> TASKS AND EXERCISES:
**1.** In the Multi-Layer Perceptron documentation, what is the default value of the bias parameter?
**2.** Please copy word for word the part of the Multi-Layer Perceptron documentation that opens with the words containing "Applies a stack" and closes with "out_size of each Perceptron module.".
**3.** Write the next part of the Multi-Layer Perceptron documentation, starting after its final line.

> ARTICLE:
+++

Applies a stack of Perceptron modules sequentially (i.e. Multi-Layer Perceptron).

Parameters:
  • in_size (int) – in_size of the input.

  • layer_sizes (List[int]) – out_size of each Perceptron module.

  • bias (bool) – if set to False, the layer will not learn an additive bias. Default: True.

  • activation (str, Union[Callable[[], torch.nn.Module], torch.nn.Module, Callable[[torch.Tensor], torch.Tensor]]) – the activation function to apply to the output of linear transformation of each Perceptron module. If activation is a str, we currently only support the follow strings, as “relu”, “sigmoid”, and “swish_layernorm”. If activation is a Callable[[], torch.nn.Module], activation() will be called once per Perceptron module to generate the activation module for that Perceptron module, and the parameters won’t be shared between those activation modules. One use case is when all the activation modules share the same constructor arguments, but don’t share the actual module parameters. Default: torch.relu.

  • device (Optional[torch.device]) – default compute device.

Example:

batch_size = 3
in_size = 40
input = torch.randn(batch_size, in_size)

+++

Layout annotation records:
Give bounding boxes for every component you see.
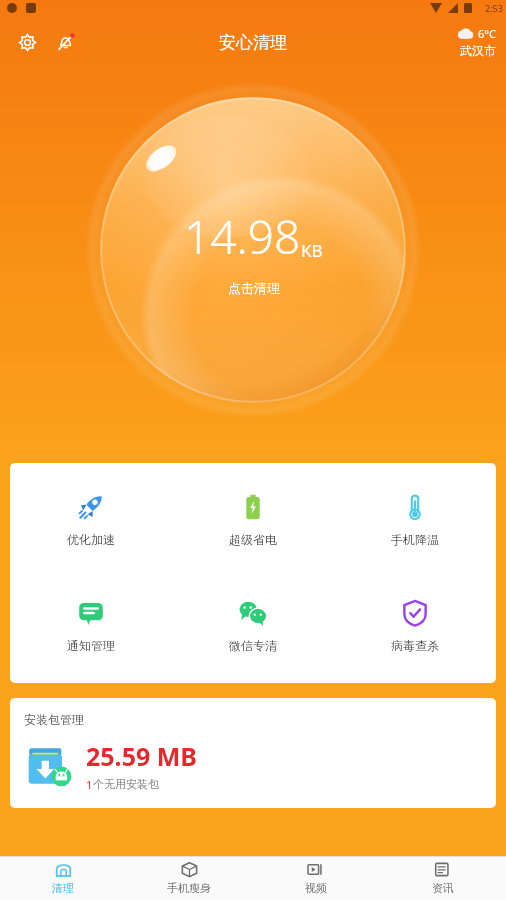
staticText: KB bbox=[301, 239, 323, 262]
staticText: 资讯 bbox=[432, 881, 454, 895]
staticText: 优化加速 bbox=[67, 532, 115, 547]
staticText: 手机降温 bbox=[391, 532, 439, 547]
staticText: 超级省电 bbox=[229, 532, 277, 547]
staticText: 通知管理 bbox=[67, 638, 115, 653]
staticText: 清理 bbox=[52, 881, 74, 895]
button[interactable]: 6°C bbox=[456, 26, 496, 58]
staticText: 安装包管理 bbox=[24, 712, 84, 727]
button[interactable]: 手机瘦身 bbox=[126, 857, 252, 900]
button[interactable]: 微信专清 bbox=[172, 591, 334, 661]
button[interactable]: 通知管理 bbox=[10, 591, 172, 661]
staticText: 14.98 bbox=[184, 205, 301, 268]
staticText: 视频 bbox=[305, 881, 327, 895]
staticText: 点击清理 bbox=[228, 280, 280, 296]
staticText: 武汉市 bbox=[460, 43, 496, 58]
button[interactable]: 视频 bbox=[252, 857, 379, 900]
button[interactable]: 手机降温 bbox=[334, 485, 496, 555]
staticText: 2:53 bbox=[485, 2, 503, 14]
button[interactable]: 清理 bbox=[0, 857, 126, 900]
staticText: 病毒查杀 bbox=[391, 638, 439, 653]
staticText: 微信专清 bbox=[229, 638, 277, 653]
button[interactable]: 超级省电 bbox=[172, 485, 334, 555]
button[interactable]: 优化加速 bbox=[10, 485, 172, 555]
staticText: 1 bbox=[86, 777, 93, 792]
staticText: 个无用安装包 bbox=[93, 777, 159, 791]
button[interactable]: 14.98 bbox=[144, 195, 363, 306]
staticText: 安心清理 bbox=[219, 32, 287, 53]
staticText: 6°C bbox=[478, 26, 496, 41]
button[interactable]: Notifications off bbox=[48, 25, 82, 59]
button[interactable]: Settings bbox=[10, 25, 44, 59]
staticText: 手机瘦身 bbox=[167, 881, 211, 895]
staticText: 25.59 MB bbox=[86, 739, 197, 773]
button[interactable]: 安装包管理 bbox=[10, 698, 496, 808]
button[interactable]: 病毒查杀 bbox=[334, 591, 496, 661]
button[interactable]: 资讯 bbox=[379, 857, 506, 900]
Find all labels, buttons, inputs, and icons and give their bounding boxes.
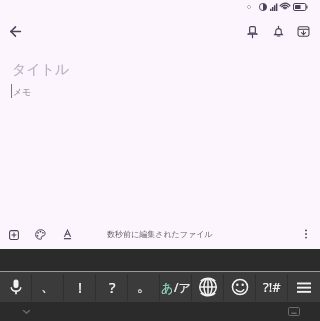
button[interactable]: ?!# <box>256 272 288 302</box>
button[interactable]: Add <box>0 221 27 248</box>
button[interactable]: 、 <box>32 272 64 302</box>
button[interactable]: Switch keyboard <box>282 302 306 321</box>
button[interactable]: 。 <box>128 272 160 302</box>
button[interactable]: Color palette <box>27 221 54 248</box>
button[interactable]: あ <box>160 272 192 302</box>
staticText: タイトル <box>12 61 70 79</box>
button[interactable]: Reminder <box>266 19 291 44</box>
button[interactable] <box>224 272 256 302</box>
staticText: 、 <box>41 278 55 296</box>
staticText: ! <box>78 277 83 297</box>
staticText: /ア <box>174 279 191 295</box>
button[interactable] <box>192 272 224 302</box>
button[interactable]: Back <box>3 19 28 44</box>
staticText: あ <box>161 280 174 295</box>
staticText: 数秒前に編集されたファイル <box>107 229 213 239</box>
button[interactable]: Text formatting <box>54 221 81 248</box>
button[interactable]: Pin <box>240 19 265 44</box>
staticText: 。 <box>137 278 151 296</box>
button[interactable]: More options <box>292 220 320 248</box>
button[interactable]: Hide keyboard <box>14 302 38 321</box>
button[interactable]: ! <box>64 272 96 302</box>
button[interactable]: Archive <box>291 19 316 44</box>
staticText: ?!# <box>263 278 281 296</box>
button[interactable]: ? <box>96 272 128 302</box>
button[interactable] <box>288 272 320 302</box>
staticText: ? <box>109 277 116 297</box>
staticText: メモ <box>13 86 32 97</box>
button[interactable] <box>0 272 32 302</box>
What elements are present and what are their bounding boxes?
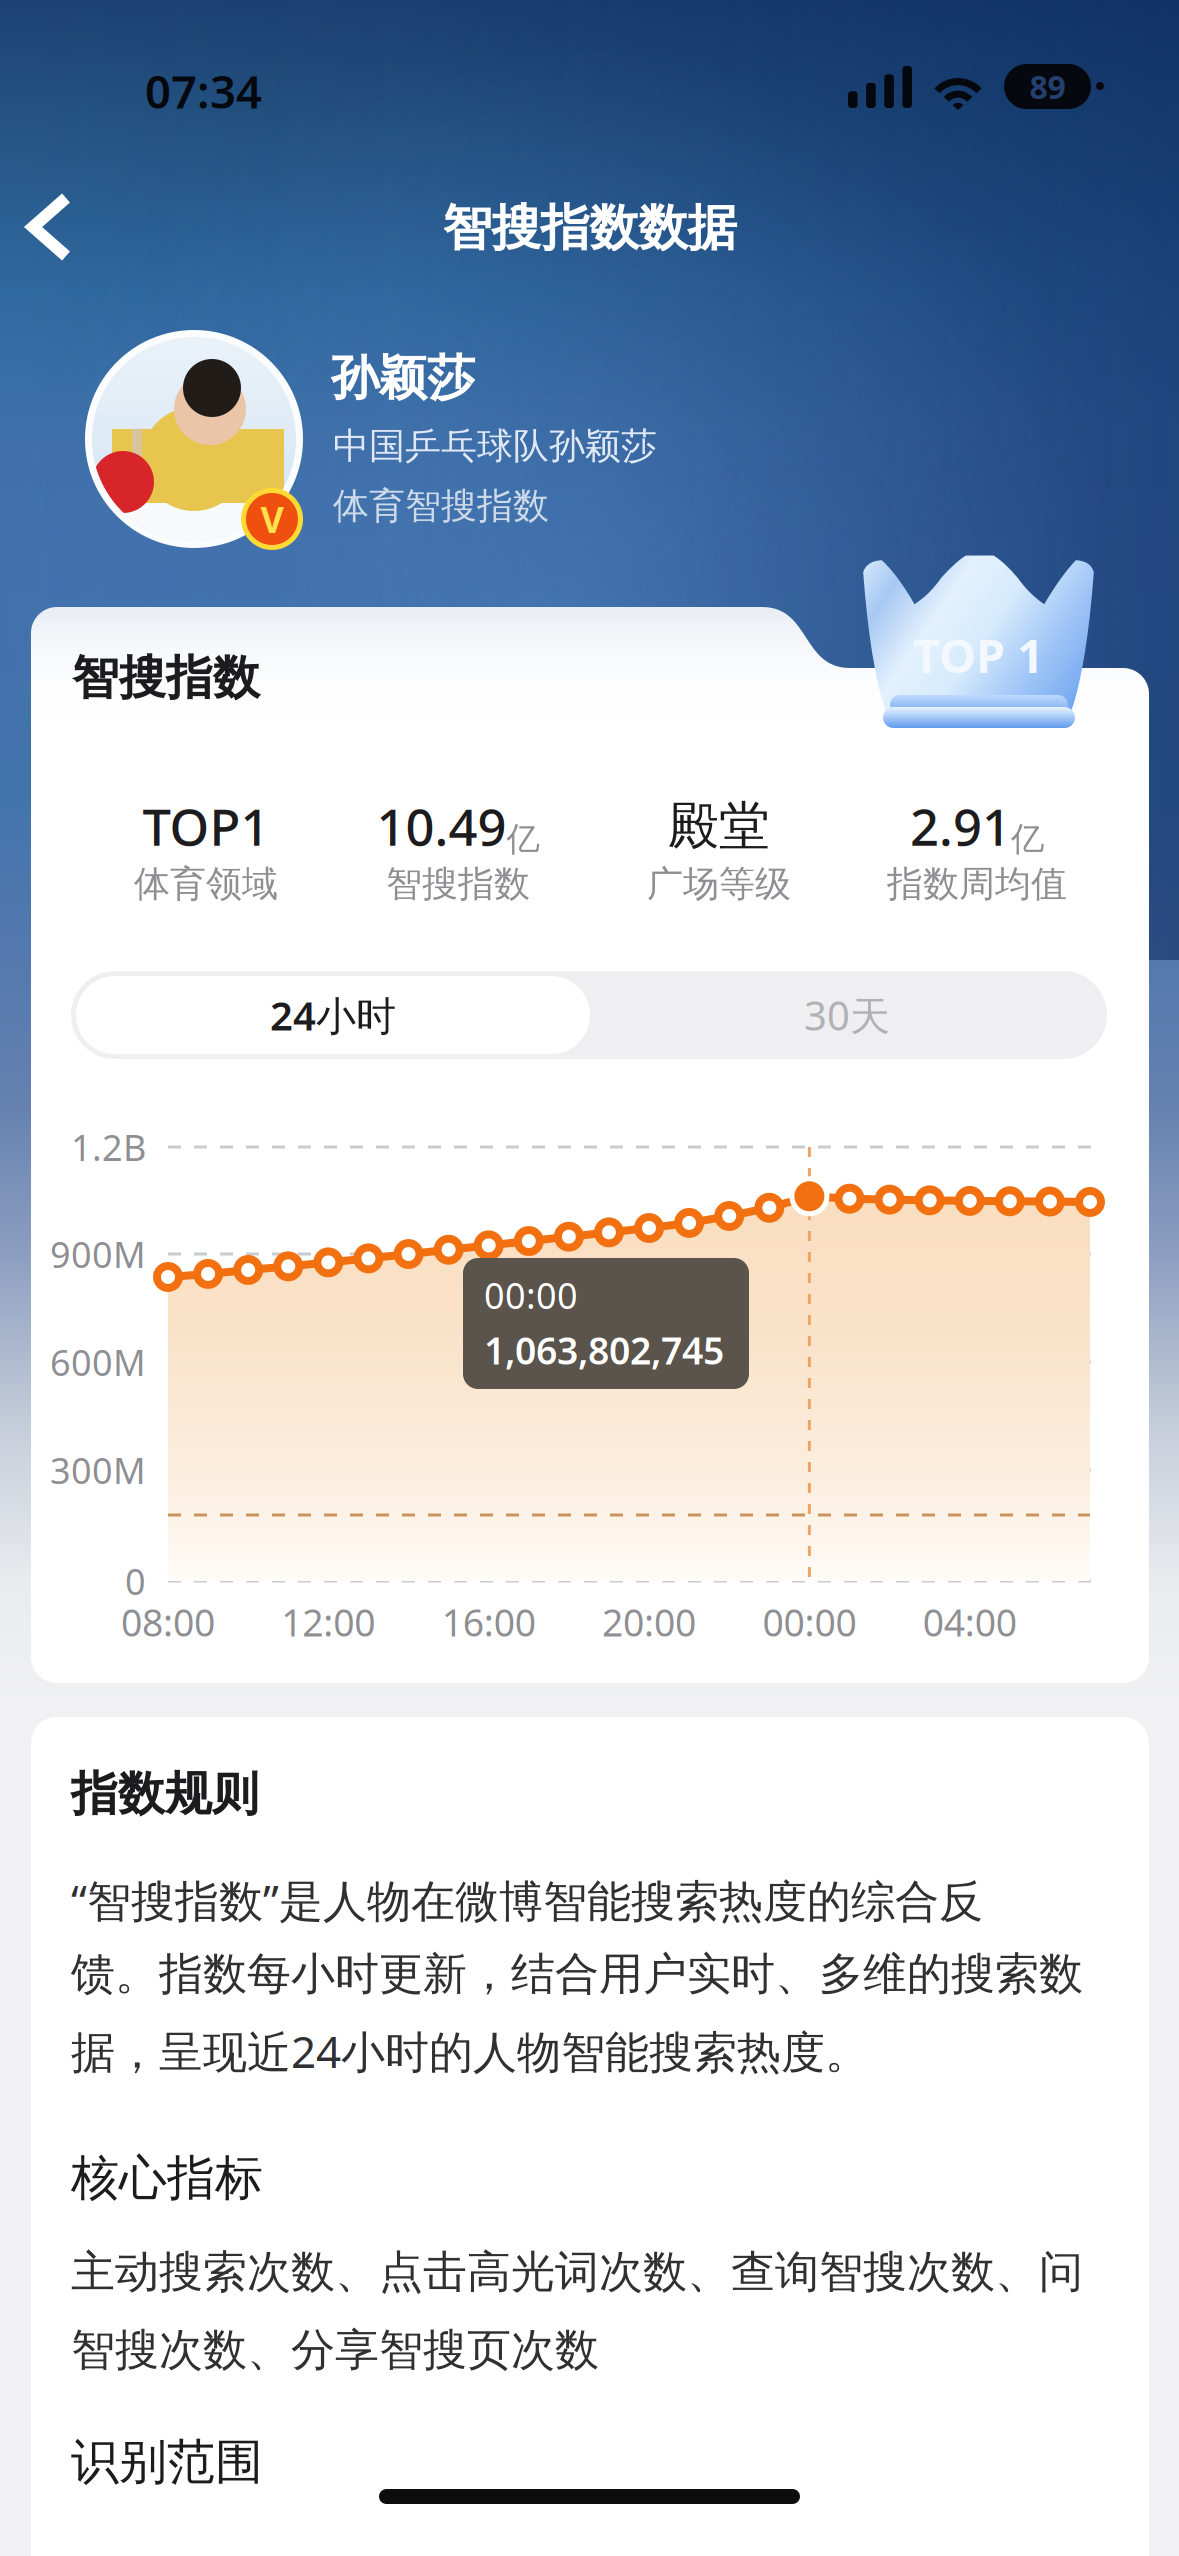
staticText: 30天 xyxy=(804,988,890,1042)
button[interactable]: Back xyxy=(4,156,100,298)
staticText: 1,063,802,745 xyxy=(484,1325,724,1375)
staticText: 据，呈现近24小时的人物智能搜索热度。 xyxy=(71,2022,869,2080)
staticText: 20:00 xyxy=(602,1597,696,1647)
button[interactable]: 30天 xyxy=(590,976,1104,1054)
staticText: 04:00 xyxy=(923,1597,1017,1647)
button[interactable]: 24小时 xyxy=(76,976,590,1054)
staticText: 2.91 xyxy=(910,792,1011,860)
staticText: 指数周均值 xyxy=(887,862,1067,906)
staticText: 智搜指数数据 xyxy=(442,198,736,258)
staticText: 中国乒乓球队孙颖莎 xyxy=(333,424,657,468)
staticText: 智搜次数、分享智搜页次数 xyxy=(71,2323,599,2377)
staticText: 07:34 xyxy=(145,61,262,121)
staticText: TOP 1 xyxy=(913,624,1044,686)
staticText: 智搜指数 xyxy=(386,862,530,906)
staticText: 12:00 xyxy=(281,1597,375,1647)
staticText: 体育智搜指数 xyxy=(333,484,549,528)
staticText: 600M xyxy=(50,1338,146,1386)
staticText: 亿 xyxy=(1011,819,1044,860)
staticText: 89 xyxy=(1030,65,1066,108)
staticText: 1.2B xyxy=(71,1123,146,1171)
staticText: 智搜指数 xyxy=(72,649,260,707)
staticText: 900M xyxy=(50,1230,146,1278)
staticText: V xyxy=(260,495,284,543)
staticText: 08:00 xyxy=(121,1597,215,1647)
staticText: 00:00 xyxy=(762,1597,856,1647)
staticText: 24小时 xyxy=(270,988,396,1042)
staticText: 孙颖莎 xyxy=(331,348,475,408)
staticText: 广场等级 xyxy=(647,862,791,906)
staticText: 馈。指数每小时更新，结合用户实时、多维的搜索数 xyxy=(71,1947,1083,2001)
staticText: TOP1 xyxy=(142,792,270,860)
staticText: 16:00 xyxy=(442,1597,536,1647)
staticText: 300M xyxy=(50,1446,146,1494)
staticText: 10.49 xyxy=(376,792,506,860)
staticText: 0 xyxy=(125,1557,146,1605)
staticText: “智搜指数”是人物在微博智能搜索热度的综合反 xyxy=(71,1871,983,1929)
staticText: 殿堂 xyxy=(668,795,770,857)
staticText: 00:00 xyxy=(484,1271,578,1319)
staticText: 指数规则 xyxy=(71,1765,259,1823)
staticText: 主动搜索次数、点击高光词次数、查询智搜次数、问 xyxy=(71,2245,1083,2299)
staticText: 亿 xyxy=(506,819,540,860)
staticText: 核心指标 xyxy=(71,2148,263,2208)
staticText: 体育领域 xyxy=(134,862,278,906)
staticText: 识别范围 xyxy=(71,2432,263,2492)
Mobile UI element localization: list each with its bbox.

+++

> SOLVED TASKS:
**1.** True

**2.**
Applies a stack of Perceptron modules sequentially (i.e. Multi-Layer Perceptron).

Parameters:
  • in_size (int) – in_size of the input.

  • layer_sizes (List[int]) – out_size of each Perceptron module.

**3.**
layer_sizes = [16, 8, 4]
mlp_module = MLP(in_size, layer_sizes, bias=True)
output = mlp_module(input)
assert list(output.shape) == [batch_size, layer_sizes[-1]]
forward(input: Tensor) Tensor
Parameters:

input (torch.Tensor) – tensor of shape (B, I) where I is number of elements in each input sample.

Returns:

tensor of shape (B, O) where O is out_size of the last Perceptron module.

Return type:

torch.Tensor

training: bool
class torchrec.modules.mlp.Perceptron(in_size: int, out_size: int, bias: bool = True, activation: ~typing.Union[~torch.nn.modules.module.Module, ~typing.Callable[[~torch.Tensor], ~torch.Tensor]] = <built-in method relu of type object>, device: ~typing.Optional[~torch.device] = None, dtype: ~torch.dtype = torch.float32)

Bases: Module

Applies a linear transformation and activation.

Parameters:
  • in_size (int) – number of elements in each input sample.

  • out_size (int) – number of elements in each output sample.

  • bias (bool) – if set to False, the layer will not learn an additive bias. Default: True.

  • activation (Union[torch.nn.Module, Callable[[torch.Tensor], torch.Tensor]]) – the activation function to apply to the output of linear transformation. Default: torch.relu.

  • device (Optional[torch.device]) – default compute device.

Example:

batch_size = 3
in_size = 40
input = torch.randn(batch_size, in_size)

out_size = 16
perceptron = Perceptron(in_size, out_size, bias=True)

output = perceptron(input)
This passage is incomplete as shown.